> _AVAILABLE RECORDS_
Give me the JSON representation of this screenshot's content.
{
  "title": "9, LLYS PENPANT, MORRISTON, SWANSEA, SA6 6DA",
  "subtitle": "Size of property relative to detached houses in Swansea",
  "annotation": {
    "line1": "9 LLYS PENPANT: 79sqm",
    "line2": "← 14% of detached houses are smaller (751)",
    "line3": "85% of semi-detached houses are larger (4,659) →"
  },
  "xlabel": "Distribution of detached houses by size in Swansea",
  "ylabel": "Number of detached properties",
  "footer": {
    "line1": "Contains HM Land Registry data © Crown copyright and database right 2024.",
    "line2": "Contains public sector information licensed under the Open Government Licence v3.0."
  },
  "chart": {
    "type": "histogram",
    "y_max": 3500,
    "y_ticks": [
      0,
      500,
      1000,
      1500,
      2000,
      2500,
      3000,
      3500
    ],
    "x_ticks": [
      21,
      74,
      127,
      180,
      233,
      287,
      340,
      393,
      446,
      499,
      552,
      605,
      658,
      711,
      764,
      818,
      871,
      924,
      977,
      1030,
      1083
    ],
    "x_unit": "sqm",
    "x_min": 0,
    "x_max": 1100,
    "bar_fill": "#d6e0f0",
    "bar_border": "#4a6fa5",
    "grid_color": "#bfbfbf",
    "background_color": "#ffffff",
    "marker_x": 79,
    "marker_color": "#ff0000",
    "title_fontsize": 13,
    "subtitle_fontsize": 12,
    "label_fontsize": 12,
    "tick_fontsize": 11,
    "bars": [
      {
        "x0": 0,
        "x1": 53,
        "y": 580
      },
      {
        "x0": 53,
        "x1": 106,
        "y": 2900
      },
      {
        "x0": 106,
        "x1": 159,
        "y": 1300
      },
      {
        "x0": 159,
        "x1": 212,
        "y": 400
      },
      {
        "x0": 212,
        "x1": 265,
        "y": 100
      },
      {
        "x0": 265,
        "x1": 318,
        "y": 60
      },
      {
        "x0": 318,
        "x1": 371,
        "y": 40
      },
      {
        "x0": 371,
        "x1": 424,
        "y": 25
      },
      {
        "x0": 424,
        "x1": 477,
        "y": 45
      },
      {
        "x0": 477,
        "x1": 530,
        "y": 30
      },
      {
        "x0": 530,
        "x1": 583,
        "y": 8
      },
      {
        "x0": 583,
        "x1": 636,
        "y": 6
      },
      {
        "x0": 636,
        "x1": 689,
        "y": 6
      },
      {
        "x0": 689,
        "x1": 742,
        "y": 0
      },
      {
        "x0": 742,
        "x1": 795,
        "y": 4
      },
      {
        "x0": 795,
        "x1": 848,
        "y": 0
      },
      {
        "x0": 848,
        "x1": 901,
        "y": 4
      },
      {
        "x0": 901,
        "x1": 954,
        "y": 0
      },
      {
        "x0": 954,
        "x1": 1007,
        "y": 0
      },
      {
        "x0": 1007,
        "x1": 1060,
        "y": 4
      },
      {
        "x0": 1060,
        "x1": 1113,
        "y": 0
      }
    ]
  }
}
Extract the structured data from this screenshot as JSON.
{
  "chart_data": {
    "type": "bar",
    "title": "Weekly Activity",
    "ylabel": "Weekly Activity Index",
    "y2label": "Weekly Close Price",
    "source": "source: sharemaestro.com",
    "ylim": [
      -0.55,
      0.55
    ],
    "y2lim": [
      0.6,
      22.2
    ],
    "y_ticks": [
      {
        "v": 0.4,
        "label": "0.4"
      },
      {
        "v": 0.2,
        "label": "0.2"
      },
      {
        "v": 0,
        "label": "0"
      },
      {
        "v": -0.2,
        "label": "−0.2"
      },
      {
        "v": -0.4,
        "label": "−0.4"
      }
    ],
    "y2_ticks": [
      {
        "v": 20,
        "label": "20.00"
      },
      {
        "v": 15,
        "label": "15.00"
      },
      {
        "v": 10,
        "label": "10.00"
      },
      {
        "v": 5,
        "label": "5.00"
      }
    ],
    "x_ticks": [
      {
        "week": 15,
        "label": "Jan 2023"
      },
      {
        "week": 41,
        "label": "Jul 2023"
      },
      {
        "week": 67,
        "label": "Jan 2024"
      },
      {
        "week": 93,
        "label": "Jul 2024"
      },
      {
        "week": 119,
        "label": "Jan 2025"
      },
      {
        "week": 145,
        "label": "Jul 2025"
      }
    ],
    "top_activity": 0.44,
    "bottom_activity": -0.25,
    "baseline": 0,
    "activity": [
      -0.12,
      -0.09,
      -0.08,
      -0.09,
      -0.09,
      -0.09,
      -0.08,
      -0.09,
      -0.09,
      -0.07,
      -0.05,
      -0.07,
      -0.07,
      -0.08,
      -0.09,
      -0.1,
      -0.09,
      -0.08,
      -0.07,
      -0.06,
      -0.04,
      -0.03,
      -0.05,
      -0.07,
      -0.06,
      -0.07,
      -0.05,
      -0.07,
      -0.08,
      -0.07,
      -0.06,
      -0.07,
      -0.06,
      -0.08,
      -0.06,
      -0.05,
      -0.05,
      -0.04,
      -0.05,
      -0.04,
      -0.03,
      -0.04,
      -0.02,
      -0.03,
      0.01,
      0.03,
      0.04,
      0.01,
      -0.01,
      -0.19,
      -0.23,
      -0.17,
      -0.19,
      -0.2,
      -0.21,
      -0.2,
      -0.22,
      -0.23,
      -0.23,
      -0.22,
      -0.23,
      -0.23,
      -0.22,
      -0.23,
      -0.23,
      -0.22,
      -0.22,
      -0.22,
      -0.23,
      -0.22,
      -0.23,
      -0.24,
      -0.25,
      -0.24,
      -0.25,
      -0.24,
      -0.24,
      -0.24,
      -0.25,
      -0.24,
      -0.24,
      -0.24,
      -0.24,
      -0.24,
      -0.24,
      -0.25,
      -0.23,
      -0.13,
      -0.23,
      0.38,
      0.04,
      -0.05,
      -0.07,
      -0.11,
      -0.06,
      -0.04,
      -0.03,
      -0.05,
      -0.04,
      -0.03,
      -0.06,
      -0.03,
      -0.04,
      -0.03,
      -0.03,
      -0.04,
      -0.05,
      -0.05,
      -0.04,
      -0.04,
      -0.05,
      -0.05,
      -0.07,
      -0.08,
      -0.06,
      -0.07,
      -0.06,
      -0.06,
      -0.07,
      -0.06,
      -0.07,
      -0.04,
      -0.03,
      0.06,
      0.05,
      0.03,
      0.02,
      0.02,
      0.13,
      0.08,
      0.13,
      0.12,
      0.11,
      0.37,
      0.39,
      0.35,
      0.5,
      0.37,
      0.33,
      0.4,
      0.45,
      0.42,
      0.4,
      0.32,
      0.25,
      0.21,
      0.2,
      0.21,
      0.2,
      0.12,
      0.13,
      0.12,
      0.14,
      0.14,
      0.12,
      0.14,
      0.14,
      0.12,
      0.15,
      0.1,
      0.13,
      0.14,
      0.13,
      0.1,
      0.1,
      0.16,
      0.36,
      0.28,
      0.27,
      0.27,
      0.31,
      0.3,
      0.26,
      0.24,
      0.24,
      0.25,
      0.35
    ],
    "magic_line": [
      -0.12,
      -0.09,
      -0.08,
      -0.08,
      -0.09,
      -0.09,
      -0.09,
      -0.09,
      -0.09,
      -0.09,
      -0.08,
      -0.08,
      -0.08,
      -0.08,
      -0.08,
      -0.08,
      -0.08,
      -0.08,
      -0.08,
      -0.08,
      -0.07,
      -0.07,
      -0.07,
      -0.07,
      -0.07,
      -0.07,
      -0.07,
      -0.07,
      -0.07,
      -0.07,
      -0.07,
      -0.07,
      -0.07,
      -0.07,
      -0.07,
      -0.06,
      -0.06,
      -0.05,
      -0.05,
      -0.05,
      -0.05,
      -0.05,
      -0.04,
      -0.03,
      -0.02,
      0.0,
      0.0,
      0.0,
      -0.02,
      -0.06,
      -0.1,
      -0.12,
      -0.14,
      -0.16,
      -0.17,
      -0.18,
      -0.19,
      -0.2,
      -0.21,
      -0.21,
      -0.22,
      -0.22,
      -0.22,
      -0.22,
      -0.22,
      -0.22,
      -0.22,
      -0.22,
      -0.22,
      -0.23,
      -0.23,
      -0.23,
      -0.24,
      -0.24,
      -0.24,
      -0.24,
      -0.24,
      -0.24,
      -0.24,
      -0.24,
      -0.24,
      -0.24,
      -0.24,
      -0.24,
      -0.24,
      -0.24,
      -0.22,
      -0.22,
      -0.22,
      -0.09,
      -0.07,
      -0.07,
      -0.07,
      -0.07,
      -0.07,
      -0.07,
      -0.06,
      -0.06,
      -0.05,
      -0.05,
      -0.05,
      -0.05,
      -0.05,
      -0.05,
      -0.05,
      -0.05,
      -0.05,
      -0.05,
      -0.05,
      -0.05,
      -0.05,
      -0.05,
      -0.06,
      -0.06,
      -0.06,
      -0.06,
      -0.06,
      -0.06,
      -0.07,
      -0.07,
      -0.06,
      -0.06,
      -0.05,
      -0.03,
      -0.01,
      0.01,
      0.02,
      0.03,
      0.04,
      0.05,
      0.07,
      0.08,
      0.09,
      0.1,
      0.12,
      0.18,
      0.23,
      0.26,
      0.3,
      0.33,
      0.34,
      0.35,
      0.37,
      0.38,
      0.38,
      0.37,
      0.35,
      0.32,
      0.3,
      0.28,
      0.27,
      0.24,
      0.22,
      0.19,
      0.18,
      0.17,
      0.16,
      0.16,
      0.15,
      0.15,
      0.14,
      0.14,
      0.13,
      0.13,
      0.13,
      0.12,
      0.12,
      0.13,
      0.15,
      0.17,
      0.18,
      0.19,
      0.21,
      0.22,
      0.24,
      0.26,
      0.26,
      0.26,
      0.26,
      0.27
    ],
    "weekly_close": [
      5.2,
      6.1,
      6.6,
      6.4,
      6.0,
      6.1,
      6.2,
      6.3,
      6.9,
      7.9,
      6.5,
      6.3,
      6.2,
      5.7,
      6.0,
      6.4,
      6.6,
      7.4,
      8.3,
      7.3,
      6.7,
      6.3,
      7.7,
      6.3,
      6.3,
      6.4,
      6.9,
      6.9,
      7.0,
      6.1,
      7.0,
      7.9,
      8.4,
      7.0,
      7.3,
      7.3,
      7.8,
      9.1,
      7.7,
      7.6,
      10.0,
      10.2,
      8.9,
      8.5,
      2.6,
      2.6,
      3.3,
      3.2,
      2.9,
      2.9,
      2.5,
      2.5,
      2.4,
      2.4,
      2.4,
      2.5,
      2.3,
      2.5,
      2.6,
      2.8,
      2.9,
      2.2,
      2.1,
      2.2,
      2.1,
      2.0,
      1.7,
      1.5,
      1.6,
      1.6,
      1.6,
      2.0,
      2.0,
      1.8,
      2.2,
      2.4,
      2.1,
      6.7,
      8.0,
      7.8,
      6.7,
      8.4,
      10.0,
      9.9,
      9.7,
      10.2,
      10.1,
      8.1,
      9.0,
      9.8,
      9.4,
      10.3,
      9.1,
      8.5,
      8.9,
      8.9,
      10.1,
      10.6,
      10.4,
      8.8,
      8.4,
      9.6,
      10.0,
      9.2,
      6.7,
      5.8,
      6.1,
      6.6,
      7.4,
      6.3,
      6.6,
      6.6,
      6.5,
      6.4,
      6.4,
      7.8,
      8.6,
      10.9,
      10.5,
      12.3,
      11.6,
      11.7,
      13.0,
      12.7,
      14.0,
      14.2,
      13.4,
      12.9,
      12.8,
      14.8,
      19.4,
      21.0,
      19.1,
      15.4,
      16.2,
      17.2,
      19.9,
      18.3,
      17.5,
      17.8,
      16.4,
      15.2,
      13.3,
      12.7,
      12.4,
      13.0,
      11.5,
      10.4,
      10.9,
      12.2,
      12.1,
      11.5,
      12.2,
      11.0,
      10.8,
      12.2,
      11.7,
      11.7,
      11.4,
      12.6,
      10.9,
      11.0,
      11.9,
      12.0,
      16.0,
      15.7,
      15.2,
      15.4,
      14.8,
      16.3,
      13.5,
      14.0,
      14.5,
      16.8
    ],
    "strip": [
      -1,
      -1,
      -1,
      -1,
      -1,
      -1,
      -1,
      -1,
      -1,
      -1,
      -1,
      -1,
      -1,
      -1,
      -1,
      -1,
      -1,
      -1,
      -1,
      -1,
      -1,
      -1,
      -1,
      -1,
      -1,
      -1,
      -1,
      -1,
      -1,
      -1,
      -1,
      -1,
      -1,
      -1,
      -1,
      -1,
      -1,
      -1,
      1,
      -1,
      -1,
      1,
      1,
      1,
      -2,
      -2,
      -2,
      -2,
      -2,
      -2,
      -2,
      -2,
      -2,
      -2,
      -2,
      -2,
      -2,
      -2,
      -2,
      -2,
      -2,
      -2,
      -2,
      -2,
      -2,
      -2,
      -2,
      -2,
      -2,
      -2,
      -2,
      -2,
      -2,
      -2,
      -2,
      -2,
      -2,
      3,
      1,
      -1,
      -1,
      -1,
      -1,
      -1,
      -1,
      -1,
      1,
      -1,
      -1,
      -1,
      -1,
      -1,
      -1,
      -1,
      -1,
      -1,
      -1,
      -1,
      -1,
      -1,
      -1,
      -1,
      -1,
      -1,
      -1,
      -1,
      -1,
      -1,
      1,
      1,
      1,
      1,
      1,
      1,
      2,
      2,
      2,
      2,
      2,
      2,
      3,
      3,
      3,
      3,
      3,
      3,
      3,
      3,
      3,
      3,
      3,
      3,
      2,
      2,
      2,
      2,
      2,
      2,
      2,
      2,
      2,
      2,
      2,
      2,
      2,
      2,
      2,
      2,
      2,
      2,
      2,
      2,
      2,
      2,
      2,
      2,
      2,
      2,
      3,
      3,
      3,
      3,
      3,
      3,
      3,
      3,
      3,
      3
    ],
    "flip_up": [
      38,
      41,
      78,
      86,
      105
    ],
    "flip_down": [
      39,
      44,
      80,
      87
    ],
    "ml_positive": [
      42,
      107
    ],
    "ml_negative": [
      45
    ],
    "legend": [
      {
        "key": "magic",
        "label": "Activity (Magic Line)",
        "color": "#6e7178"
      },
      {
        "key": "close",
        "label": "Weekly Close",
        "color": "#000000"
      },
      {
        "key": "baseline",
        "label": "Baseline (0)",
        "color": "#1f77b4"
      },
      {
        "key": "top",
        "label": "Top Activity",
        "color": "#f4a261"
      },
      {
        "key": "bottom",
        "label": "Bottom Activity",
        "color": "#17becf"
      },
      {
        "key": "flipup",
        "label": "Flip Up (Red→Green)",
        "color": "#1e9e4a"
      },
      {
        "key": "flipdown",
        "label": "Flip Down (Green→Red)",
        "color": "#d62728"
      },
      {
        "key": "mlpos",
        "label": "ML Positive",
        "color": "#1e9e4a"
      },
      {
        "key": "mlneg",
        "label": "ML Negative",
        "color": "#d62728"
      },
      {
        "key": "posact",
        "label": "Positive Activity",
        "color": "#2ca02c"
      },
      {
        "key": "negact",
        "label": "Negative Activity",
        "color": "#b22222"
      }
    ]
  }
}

> _WHAT YOU HAVE TO DO_
Count the lines of the data that contain the string "Green", and reply with that number alone.

> _REPLY_
2